• _TASK DIRECTIONS_
Gather all lines in the records below that include the word "Mean".

• _RECORDS FOR PROCESSING_
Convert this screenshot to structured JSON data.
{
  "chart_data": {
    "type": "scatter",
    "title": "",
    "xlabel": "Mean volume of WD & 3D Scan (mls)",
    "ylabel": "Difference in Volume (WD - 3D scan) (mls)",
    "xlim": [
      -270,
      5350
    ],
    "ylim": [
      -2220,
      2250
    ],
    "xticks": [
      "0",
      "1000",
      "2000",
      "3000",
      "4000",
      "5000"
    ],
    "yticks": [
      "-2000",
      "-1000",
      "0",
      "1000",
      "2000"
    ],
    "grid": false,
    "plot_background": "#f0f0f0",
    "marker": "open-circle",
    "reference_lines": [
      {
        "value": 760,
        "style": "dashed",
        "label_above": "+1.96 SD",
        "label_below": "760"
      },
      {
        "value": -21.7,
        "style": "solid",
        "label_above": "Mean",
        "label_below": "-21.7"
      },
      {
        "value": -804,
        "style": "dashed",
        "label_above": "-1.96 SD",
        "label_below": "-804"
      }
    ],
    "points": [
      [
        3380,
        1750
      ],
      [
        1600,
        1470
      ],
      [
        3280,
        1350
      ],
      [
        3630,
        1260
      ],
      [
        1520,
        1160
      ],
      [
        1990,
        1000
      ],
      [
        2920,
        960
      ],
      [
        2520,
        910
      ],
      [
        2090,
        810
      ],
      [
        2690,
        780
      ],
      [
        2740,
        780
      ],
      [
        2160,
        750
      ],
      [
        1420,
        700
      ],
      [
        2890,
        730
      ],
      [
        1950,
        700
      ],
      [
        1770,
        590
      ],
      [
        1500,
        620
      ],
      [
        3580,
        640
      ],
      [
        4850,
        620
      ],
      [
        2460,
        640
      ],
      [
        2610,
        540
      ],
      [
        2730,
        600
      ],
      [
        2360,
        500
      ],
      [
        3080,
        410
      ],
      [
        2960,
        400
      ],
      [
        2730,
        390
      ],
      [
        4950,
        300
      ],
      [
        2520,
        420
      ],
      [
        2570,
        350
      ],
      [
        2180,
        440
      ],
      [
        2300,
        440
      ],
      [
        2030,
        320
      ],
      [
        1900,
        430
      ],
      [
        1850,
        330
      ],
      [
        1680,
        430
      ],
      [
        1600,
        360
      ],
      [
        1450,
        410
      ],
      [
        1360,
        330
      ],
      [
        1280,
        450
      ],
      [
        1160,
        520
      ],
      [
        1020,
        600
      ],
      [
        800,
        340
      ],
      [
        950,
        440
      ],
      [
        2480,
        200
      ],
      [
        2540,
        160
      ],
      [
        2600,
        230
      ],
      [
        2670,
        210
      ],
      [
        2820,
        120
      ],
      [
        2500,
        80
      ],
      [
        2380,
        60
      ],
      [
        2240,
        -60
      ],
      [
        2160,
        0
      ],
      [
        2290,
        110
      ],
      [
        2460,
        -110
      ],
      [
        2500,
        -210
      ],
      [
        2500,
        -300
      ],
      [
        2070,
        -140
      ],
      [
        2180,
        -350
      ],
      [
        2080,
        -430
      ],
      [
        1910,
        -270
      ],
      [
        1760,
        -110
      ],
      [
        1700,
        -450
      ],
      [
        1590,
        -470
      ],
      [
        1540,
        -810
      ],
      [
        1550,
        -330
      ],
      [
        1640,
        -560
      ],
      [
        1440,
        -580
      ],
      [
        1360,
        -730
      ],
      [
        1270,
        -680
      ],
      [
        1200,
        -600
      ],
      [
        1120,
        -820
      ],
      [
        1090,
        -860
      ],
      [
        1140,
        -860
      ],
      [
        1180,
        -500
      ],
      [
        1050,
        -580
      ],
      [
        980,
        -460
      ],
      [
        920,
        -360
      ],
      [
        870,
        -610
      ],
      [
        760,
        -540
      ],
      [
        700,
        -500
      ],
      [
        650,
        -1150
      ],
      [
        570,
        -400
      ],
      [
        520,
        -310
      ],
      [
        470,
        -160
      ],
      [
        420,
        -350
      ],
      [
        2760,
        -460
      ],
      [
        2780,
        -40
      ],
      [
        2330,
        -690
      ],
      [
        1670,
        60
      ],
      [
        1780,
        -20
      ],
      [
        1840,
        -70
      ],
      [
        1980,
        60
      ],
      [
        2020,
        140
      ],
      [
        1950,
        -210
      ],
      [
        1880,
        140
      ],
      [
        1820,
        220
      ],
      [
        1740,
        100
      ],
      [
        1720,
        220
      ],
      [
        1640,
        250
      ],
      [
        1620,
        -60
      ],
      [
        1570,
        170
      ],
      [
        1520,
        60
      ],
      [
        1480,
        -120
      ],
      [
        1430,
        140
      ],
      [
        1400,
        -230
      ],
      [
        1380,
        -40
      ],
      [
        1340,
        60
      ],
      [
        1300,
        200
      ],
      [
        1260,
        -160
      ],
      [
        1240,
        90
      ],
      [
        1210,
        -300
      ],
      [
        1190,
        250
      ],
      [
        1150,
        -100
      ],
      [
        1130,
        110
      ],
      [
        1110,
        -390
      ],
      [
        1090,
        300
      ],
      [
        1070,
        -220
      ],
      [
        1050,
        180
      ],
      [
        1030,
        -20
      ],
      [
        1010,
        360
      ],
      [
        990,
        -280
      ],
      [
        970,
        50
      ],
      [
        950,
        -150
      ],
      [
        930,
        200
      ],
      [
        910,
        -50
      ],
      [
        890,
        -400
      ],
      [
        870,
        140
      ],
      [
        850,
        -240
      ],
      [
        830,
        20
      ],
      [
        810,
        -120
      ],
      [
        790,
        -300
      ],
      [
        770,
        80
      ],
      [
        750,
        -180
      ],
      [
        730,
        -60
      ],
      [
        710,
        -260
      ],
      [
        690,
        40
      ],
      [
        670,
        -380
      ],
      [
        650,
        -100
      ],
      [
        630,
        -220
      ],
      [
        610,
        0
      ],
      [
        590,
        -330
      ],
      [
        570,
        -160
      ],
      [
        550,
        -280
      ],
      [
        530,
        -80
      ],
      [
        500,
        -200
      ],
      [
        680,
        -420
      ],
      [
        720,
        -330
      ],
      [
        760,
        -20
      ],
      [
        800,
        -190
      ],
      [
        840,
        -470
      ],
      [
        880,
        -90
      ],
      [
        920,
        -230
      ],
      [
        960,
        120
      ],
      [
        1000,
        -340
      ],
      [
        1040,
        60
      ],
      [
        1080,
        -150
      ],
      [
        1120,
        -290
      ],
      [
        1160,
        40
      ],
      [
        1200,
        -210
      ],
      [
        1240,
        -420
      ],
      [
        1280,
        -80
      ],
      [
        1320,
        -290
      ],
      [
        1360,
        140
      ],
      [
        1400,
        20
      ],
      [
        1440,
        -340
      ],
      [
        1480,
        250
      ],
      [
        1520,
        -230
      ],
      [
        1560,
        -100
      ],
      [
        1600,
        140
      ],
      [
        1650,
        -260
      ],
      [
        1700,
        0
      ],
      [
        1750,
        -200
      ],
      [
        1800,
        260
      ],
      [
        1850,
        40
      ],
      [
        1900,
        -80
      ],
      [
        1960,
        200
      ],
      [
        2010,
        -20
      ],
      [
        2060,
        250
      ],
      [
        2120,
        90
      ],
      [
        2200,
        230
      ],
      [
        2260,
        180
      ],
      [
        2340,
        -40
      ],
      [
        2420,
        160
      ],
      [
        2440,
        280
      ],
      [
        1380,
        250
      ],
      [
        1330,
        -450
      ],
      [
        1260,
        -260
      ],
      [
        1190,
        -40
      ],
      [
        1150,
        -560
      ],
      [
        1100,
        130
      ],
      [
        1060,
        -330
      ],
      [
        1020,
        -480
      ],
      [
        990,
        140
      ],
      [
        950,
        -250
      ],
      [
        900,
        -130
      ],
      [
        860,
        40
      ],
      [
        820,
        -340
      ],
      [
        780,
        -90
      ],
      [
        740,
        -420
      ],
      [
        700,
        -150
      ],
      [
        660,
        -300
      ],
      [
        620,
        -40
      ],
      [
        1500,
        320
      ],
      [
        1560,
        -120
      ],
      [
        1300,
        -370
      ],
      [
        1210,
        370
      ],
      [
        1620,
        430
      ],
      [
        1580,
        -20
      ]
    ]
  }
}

• _CORRECT OUTPUT_
    "xlabel": "Mean volume of WD & 3D Scan (mls)",
        "label_above": "Mean",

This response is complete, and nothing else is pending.